» TASK PROMPT
An identical copy of every entry below is the required output.

» Items listed in a dataset
- - -
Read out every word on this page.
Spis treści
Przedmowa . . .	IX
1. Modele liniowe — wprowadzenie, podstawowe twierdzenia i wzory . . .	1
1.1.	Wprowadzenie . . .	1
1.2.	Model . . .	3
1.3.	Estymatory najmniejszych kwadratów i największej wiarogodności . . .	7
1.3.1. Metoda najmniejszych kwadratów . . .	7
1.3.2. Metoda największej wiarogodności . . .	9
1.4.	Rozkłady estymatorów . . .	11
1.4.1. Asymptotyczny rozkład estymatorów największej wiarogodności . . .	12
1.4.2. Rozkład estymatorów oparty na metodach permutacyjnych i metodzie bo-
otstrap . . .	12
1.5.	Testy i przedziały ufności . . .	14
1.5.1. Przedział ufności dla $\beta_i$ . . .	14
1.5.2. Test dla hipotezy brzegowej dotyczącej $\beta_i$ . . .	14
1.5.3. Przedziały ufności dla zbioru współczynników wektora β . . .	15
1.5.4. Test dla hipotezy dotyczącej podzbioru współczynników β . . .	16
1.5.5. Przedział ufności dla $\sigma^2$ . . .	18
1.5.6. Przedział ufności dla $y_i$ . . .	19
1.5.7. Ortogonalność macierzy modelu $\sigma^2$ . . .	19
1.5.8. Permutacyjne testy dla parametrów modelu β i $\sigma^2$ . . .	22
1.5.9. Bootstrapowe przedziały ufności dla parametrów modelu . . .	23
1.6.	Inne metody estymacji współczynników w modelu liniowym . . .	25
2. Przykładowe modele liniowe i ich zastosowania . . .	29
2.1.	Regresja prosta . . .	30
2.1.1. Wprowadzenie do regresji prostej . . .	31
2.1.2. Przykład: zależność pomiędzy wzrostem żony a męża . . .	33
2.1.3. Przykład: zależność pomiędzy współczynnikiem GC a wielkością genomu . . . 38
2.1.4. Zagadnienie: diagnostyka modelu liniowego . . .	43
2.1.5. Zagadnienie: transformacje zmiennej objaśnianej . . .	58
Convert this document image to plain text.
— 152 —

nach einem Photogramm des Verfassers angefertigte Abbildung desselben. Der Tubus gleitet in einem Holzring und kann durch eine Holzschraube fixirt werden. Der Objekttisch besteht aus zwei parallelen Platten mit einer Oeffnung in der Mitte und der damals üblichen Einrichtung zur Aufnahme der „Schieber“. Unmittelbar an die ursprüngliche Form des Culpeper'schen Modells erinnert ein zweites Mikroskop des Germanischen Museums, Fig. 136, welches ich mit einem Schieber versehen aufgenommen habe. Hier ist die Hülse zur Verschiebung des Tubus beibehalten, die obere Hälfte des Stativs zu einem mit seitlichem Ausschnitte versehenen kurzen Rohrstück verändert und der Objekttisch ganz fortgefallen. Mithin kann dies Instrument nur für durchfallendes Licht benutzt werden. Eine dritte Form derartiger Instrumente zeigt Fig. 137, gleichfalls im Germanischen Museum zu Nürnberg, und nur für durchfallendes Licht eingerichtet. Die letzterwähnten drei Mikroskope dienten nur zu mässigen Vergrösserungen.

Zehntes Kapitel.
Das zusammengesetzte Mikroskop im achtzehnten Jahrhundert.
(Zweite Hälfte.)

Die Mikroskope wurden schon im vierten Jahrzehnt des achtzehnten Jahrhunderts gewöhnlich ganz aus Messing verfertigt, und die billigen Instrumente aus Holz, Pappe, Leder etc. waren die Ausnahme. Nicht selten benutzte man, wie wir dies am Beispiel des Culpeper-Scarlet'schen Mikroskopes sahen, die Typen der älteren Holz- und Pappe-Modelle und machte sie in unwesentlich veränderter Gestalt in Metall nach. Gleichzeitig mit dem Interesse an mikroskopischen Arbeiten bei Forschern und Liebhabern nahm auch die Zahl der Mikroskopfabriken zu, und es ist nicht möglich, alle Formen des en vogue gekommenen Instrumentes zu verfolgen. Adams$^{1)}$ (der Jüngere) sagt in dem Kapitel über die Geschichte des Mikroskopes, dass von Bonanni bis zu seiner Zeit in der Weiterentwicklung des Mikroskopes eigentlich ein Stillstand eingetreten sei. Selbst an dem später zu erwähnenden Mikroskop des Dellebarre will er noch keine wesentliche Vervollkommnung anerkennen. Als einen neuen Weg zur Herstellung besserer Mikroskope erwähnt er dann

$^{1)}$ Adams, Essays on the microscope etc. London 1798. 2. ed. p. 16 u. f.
- - -
» RESPONSE AREA
Read out every word on this page.
Spis treści
Przedmowa . . .	IX
1. Modele liniowe — wprowadzenie, podstawowe twierdzenia i wzory . . .	1
1.1.	Wprowadzenie . . .	1
1.2.	Model . . .	3
1.3.	Estymatory najmniejszych kwadratów i największej wiarogodności . . .	7
1.3.1. Metoda najmniejszych kwadratów . . .	7
1.3.2. Metoda największej wiarogodności . . .	9
1.4.	Rozkłady estymatorów . . .	11
1.4.1. Asymptotyczny rozkład estymatorów największej wiarogodności . . .	12
1.4.2. Rozkład estymatorów oparty na metodach permutacyjnych i metodzie bo-
otstrap . . .	12
1.5.	Testy i przedziały ufności . . .	14
1.5.1. Przedział ufności dla $\beta_i$ . . .	14
1.5.2. Test dla hipotezy brzegowej dotyczącej $\beta_i$ . . .	14
1.5.3. Przedziały ufności dla zbioru współczynników wektora β . . .	15
1.5.4. Test dla hipotezy dotyczącej podzbioru współczynników β . . .	16
1.5.5. Przedział ufności dla $\sigma^2$ . . .	18
1.5.6. Przedział ufności dla $y_i$ . . .	19
1.5.7. Ortogonalność macierzy modelu $\sigma^2$ . . .	19
1.5.8. Permutacyjne testy dla parametrów modelu β i $\sigma^2$ . . .	22
1.5.9. Bootstrapowe przedziały ufności dla parametrów modelu . . .	23
1.6.	Inne metody estymacji współczynników w modelu liniowym . . .	25
2. Przykładowe modele liniowe i ich zastosowania . . .	29
2.1.	Regresja prosta . . .	30
2.1.1. Wprowadzenie do regresji prostej . . .	31
2.1.2. Przykład: zależność pomiędzy wzrostem żony a męża . . .	33
2.1.3. Przykład: zależność pomiędzy współczynnikiem GC a wielkością genomu . . . 38
2.1.4. Zagadnienie: diagnostyka modelu liniowego . . .	43
2.1.5. Zagadnienie: transformacje zmiennej objaśnianej . . .	58
Convert this document image to plain text.
— 152 —

nach einem Photogramm des Verfassers angefertigte Abbildung desselben. Der Tubus gleitet in einem Holzring und kann durch eine Holzschraube fixirt werden. Der Objekttisch besteht aus zwei parallelen Platten mit einer Oeffnung in der Mitte und der damals üblichen Einrichtung zur Aufnahme der „Schieber“. Unmittelbar an die ursprüngliche Form des Culpeper'schen Modells erinnert ein zweites Mikroskop des Germanischen Museums, Fig. 136, welches ich mit einem Schieber versehen aufgenommen habe. Hier ist die Hülse zur Verschiebung des Tubus beibehalten, die obere Hälfte des Stativs zu einem mit seitlichem Ausschnitte versehenen kurzen Rohrstück verändert und der Objekttisch ganz fortgefallen. Mithin kann dies Instrument nur für durchfallendes Licht benutzt werden. Eine dritte Form derartiger Instrumente zeigt Fig. 137, gleichfalls im Germanischen Museum zu Nürnberg, und nur für durchfallendes Licht eingerichtet. Die letzterwähnten drei Mikroskope dienten nur zu mässigen Vergrösserungen.

Zehntes Kapitel.
Das zusammengesetzte Mikroskop im achtzehnten Jahrhundert.
(Zweite Hälfte.)

Die Mikroskope wurden schon im vierten Jahrzehnt des achtzehnten Jahrhunderts gewöhnlich ganz aus Messing verfertigt, und die billigen Instrumente aus Holz, Pappe, Leder etc. waren die Ausnahme. Nicht selten benutzte man, wie wir dies am Beispiel des Culpeper-Scarlet'schen Mikroskopes sahen, die Typen der älteren Holz- und Pappe-Modelle und machte sie in unwesentlich veränderter Gestalt in Metall nach. Gleichzeitig mit dem Interesse an mikroskopischen Arbeiten bei Forschern und Liebhabern nahm auch die Zahl der Mikroskopfabriken zu, und es ist nicht möglich, alle Formen des en vogue gekommenen Instrumentes zu verfolgen. Adams$^{1)}$ (der Jüngere) sagt in dem Kapitel über die Geschichte des Mikroskopes, dass von Bonanni bis zu seiner Zeit in der Weiterentwicklung des Mikroskopes eigentlich ein Stillstand eingetreten sei. Selbst an dem später zu erwähnenden Mikroskop des Dellebarre will er noch keine wesentliche Vervollkommnung anerkennen. Als einen neuen Weg zur Herstellung besserer Mikroskope erwähnt er dann

$^{1)}$ Adams, Essays on the microscope etc. London 1798. 2. ed. p. 16 u. f.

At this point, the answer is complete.